— Start Extracted information —

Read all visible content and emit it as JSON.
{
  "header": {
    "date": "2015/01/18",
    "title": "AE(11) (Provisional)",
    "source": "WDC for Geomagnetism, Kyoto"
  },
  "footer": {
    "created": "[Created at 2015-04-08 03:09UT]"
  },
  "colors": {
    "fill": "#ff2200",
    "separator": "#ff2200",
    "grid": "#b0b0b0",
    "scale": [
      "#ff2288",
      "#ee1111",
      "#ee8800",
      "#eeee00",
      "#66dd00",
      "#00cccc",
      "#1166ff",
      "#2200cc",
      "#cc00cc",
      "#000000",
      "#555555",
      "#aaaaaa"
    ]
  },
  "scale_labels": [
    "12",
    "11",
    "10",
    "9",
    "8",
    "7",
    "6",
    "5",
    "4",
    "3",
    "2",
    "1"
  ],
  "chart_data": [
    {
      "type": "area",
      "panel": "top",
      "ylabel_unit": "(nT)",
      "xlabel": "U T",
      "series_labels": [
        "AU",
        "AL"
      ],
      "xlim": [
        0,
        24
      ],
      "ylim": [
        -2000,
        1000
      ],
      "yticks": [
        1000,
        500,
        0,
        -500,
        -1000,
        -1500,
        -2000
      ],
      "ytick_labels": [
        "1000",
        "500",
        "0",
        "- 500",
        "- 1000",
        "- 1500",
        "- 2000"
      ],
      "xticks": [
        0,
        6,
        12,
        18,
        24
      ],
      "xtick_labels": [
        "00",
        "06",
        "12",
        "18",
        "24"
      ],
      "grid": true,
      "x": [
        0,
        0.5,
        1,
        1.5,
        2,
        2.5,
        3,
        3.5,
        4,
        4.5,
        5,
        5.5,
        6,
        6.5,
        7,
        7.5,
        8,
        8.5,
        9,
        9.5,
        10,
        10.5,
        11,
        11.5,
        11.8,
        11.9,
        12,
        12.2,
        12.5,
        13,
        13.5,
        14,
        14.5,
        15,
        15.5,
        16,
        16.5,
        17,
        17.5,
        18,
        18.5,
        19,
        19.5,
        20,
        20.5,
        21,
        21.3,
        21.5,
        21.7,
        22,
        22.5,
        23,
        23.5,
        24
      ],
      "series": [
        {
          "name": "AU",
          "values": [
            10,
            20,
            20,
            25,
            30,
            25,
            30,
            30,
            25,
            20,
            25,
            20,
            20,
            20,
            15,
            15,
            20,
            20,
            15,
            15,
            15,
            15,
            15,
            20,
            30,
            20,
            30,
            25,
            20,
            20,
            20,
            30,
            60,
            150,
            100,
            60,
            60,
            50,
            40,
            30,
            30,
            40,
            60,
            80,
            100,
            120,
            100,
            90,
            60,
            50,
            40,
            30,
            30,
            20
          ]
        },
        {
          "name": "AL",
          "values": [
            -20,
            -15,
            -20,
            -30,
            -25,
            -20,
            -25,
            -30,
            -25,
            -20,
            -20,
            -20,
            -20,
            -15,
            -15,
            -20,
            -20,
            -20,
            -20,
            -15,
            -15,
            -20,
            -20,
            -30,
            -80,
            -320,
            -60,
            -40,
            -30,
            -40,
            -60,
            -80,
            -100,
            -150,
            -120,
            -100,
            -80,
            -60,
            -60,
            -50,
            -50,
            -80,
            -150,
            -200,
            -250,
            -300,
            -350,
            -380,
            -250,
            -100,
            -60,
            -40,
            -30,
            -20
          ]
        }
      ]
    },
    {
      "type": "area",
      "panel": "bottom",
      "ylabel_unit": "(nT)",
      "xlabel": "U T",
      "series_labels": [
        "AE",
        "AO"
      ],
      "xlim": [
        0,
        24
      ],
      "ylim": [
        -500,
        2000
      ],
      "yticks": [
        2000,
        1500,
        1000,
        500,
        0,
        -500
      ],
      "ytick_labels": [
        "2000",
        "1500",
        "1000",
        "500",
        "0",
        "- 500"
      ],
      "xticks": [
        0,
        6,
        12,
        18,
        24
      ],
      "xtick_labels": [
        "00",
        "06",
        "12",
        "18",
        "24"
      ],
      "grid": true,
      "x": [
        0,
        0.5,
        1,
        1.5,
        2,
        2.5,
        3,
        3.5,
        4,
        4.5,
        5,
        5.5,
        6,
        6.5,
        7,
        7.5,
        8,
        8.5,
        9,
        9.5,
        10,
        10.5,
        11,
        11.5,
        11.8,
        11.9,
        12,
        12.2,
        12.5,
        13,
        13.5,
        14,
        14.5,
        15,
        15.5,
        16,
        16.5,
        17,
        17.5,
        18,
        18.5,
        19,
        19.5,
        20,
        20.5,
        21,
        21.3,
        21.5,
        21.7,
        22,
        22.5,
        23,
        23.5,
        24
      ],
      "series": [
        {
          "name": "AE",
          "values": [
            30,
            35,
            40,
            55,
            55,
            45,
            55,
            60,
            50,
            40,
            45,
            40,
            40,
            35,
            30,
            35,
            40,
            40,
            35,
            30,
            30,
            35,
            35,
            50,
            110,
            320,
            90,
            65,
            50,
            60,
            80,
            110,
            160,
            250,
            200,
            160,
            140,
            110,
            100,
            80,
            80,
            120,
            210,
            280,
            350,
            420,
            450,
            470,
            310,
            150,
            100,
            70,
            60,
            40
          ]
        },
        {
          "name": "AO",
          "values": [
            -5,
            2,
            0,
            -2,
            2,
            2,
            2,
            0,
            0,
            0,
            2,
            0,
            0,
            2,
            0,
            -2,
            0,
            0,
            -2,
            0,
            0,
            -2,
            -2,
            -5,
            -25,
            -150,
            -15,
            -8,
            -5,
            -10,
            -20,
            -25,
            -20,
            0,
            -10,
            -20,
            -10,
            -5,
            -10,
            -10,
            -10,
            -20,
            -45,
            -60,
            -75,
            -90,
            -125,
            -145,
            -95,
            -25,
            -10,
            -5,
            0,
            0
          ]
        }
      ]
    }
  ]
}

— End Extracted information —

**Goal**
Show the data once more, exactly as it was written.

**Answer to the task**
Read all visible content and emit it as JSON.
{
  "header": {
    "date": "2015/01/18",
    "title": "AE(11) (Provisional)",
    "source": "WDC for Geomagnetism, Kyoto"
  },
  "footer": {
    "created": "[Created at 2015-04-08 03:09UT]"
  },
  "colors": {
    "fill": "#ff2200",
    "separator": "#ff2200",
    "grid": "#b0b0b0",
    "scale": [
      "#ff2288",
      "#ee1111",
      "#ee8800",
      "#eeee00",
      "#66dd00",
      "#00cccc",
      "#1166ff",
      "#2200cc",
      "#cc00cc",
      "#000000",
      "#555555",
      "#aaaaaa"
    ]
  },
  "scale_labels": [
    "12",
    "11",
    "10",
    "9",
    "8",
    "7",
    "6",
    "5",
    "4",
    "3",
    "2",
    "1"
  ],
  "chart_data": [
    {
      "type": "area",
      "panel": "top",
      "ylabel_unit": "(nT)",
      "xlabel": "U T",
      "series_labels": [
        "AU",
        "AL"
      ],
      "xlim": [
        0,
        24
      ],
      "ylim": [
        -2000,
        1000
      ],
      "yticks": [
        1000,
        500,
        0,
        -500,
        -1000,
        -1500,
        -2000
      ],
      "ytick_labels": [
        "1000",
        "500",
        "0",
        "- 500",
        "- 1000",
        "- 1500",
        "- 2000"
      ],
      "xticks": [
        0,
        6,
        12,
        18,
        24
      ],
      "xtick_labels": [
        "00",
        "06",
        "12",
        "18",
        "24"
      ],
      "grid": true,
      "x": [
        0,
        0.5,
        1,
        1.5,
        2,
        2.5,
        3,
        3.5,
        4,
        4.5,
        5,
        5.5,
        6,
        6.5,
        7,
        7.5,
        8,
        8.5,
        9,
        9.5,
        10,
        10.5,
        11,
        11.5,
        11.8,
        11.9,
        12,
        12.2,
        12.5,
        13,
        13.5,
        14,
        14.5,
        15,
        15.5,
        16,
        16.5,
        17,
        17.5,
        18,
        18.5,
        19,
        19.5,
        20,
        20.5,
        21,
        21.3,
        21.5,
        21.7,
        22,
        22.5,
        23,
        23.5,
        24
      ],
      "series": [
        {
          "name": "AU",
          "values": [
            10,
            20,
            20,
            25,
            30,
            25,
            30,
            30,
            25,
            20,
            25,
            20,
            20,
            20,
            15,
            15,
            20,
            20,
            15,
            15,
            15,
            15,
            15,
            20,
            30,
            20,
            30,
            25,
            20,
            20,
            20,
            30,
            60,
            150,
            100,
            60,
            60,
            50,
            40,
            30,
            30,
            40,
            60,
            80,
            100,
            120,
            100,
            90,
            60,
            50,
            40,
            30,
            30,
            20
          ]
        },
        {
          "name": "AL",
          "values": [
            -20,
            -15,
            -20,
            -30,
            -25,
            -20,
            -25,
            -30,
            -25,
            -20,
            -20,
            -20,
            -20,
            -15,
            -15,
            -20,
            -20,
            -20,
            -20,
            -15,
            -15,
            -20,
            -20,
            -30,
            -80,
            -320,
            -60,
            -40,
            -30,
            -40,
            -60,
            -80,
            -100,
            -150,
            -120,
            -100,
            -80,
            -60,
            -60,
            -50,
            -50,
            -80,
            -150,
            -200,
            -250,
            -300,
            -350,
            -380,
            -250,
            -100,
            -60,
            -40,
            -30,
            -20
          ]
        }
      ]
    },
    {
      "type": "area",
      "panel": "bottom",
      "ylabel_unit": "(nT)",
      "xlabel": "U T",
      "series_labels": [
        "AE",
        "AO"
      ],
      "xlim": [
        0,
        24
      ],
      "ylim": [
        -500,
        2000
      ],
      "yticks": [
        2000,
        1500,
        1000,
        500,
        0,
        -500
      ],
      "ytick_labels": [
        "2000",
        "1500",
        "1000",
        "500",
        "0",
        "- 500"
      ],
      "xticks": [
        0,
        6,
        12,
        18,
        24
      ],
      "xtick_labels": [
        "00",
        "06",
        "12",
        "18",
        "24"
      ],
      "grid": true,
      "x": [
        0,
        0.5,
        1,
        1.5,
        2,
        2.5,
        3,
        3.5,
        4,
        4.5,
        5,
        5.5,
        6,
        6.5,
        7,
        7.5,
        8,
        8.5,
        9,
        9.5,
        10,
        10.5,
        11,
        11.5,
        11.8,
        11.9,
        12,
        12.2,
        12.5,
        13,
        13.5,
        14,
        14.5,
        15,
        15.5,
        16,
        16.5,
        17,
        17.5,
        18,
        18.5,
        19,
        19.5,
        20,
        20.5,
        21,
        21.3,
        21.5,
        21.7,
        22,
        22.5,
        23,
        23.5,
        24
      ],
      "series": [
        {
          "name": "AE",
          "values": [
            30,
            35,
            40,
            55,
            55,
            45,
            55,
            60,
            50,
            40,
            45,
            40,
            40,
            35,
            30,
            35,
            40,
            40,
            35,
            30,
            30,
            35,
            35,
            50,
            110,
            320,
            90,
            65,
            50,
            60,
            80,
            110,
            160,
            250,
            200,
            160,
            140,
            110,
            100,
            80,
            80,
            120,
            210,
            280,
            350,
            420,
            450,
            470,
            310,
            150,
            100,
            70,
            60,
            40
          ]
        },
        {
          "name": "AO",
          "values": [
            -5,
            2,
            0,
            -2,
            2,
            2,
            2,
            0,
            0,
            0,
            2,
            0,
            0,
            2,
            0,
            -2,
            0,
            0,
            -2,
            0,
            0,
            -2,
            -2,
            -5,
            -25,
            -150,
            -15,
            -8,
            -5,
            -10,
            -20,
            -25,
            -20,
            0,
            -10,
            -20,
            -10,
            -5,
            -10,
            -10,
            -10,
            -20,
            -45,
            -60,
            -75,
            -90,
            -125,
            -145,
            -95,
            -25,
            -10,
            -5,
            0,
            0
          ]
        }
      ]
    }
  ]
}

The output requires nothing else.